▶ [Text section]:
---
Jenny Harlow

From CSSEMediaWiki
Revision as of 10:14, 20 August 2010 by Jenny Harlow (Talk | contribs)
Jump to: navigation, search

Navigation shortcuts: Wiki users:Jenny Harlow


Contents

Project

Designing a simple collections framework

Introduction

In COSC324 Wal emphasised the use of Collections for efficient programming. He pointed out some of the ways in which the Java Collections Framework uses design patterns (wrappers, iterators, factory methods), but also some of the glaring Arrghghgs (the OO term seems to be anti-patterns) that there seem to be in the current design. Naturally we all nodded wisely and agreed that it is just terrible ... It's easy to criticise, but just how easy is it to design a collections suite?

This project will attempt to redesign part of the Java Collections Framework from the point of view of 'if we were starting again, what might we do'. The whole framework is huge, and includes many specialised features such as the java.util.concurrent classes. This project will focus on what we might consider to be the main everyday-usage collections - the ones that come into almost everything we might want to write: lists, sets, maps.

The Java Collection Framework

Design goals for the Java Collections Framework

Java wanted a unified Collections Framework that:

  • Reduces programming effort by providing useful data structures and algorithms so you don't have to write them yourself.
  • Increases performance by providing high-performance implementations of useful data structures and algorithms. Because the various implementations of each interface are interchangeable, programs can be easily tuned by switching implementations.
  • Provides interoperability between unrelated APIs by establishing a common language to pass collections back and forth.
  • Reduces the effort required to learn APIs by eliminating the need to learn multiple ad hoc collection APIs.
---
▶ [Recorded information]:
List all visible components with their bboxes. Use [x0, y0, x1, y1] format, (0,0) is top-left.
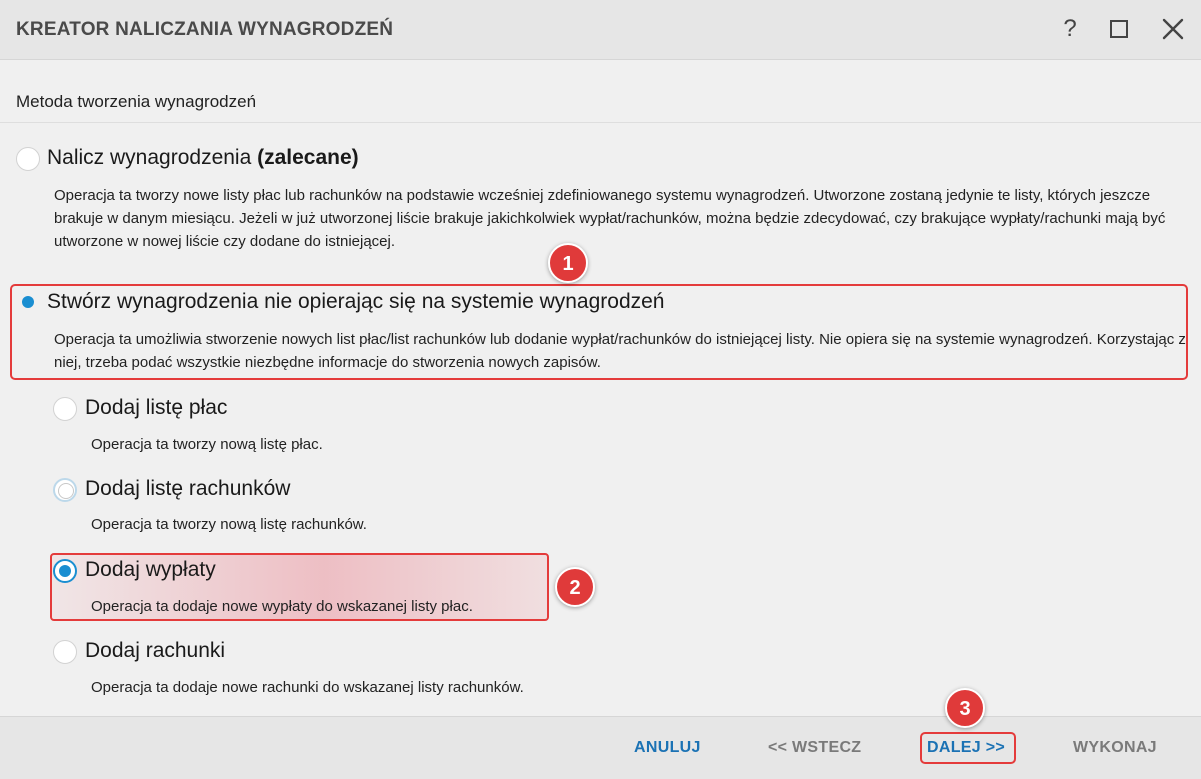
---
▶ [Do this]: Return, word for word, the section of the collections framework project page that opens with the words containing "The Java Collection Framework" and closes with "by switching implementations.".

▶ [Solution to the exercise]:
The Java Collection Framework

Design goals for the Java Collections Framework

Java wanted a unified Collections Framework that:

  • Reduces programming effort by providing useful data structures and algorithms so you don't have to write them yourself.
  • Increases performance by providing high-performance implementations of useful data structures and algorithms. Because the various implementations of each interface are interchangeable, programs can be easily tuned by switching implementations.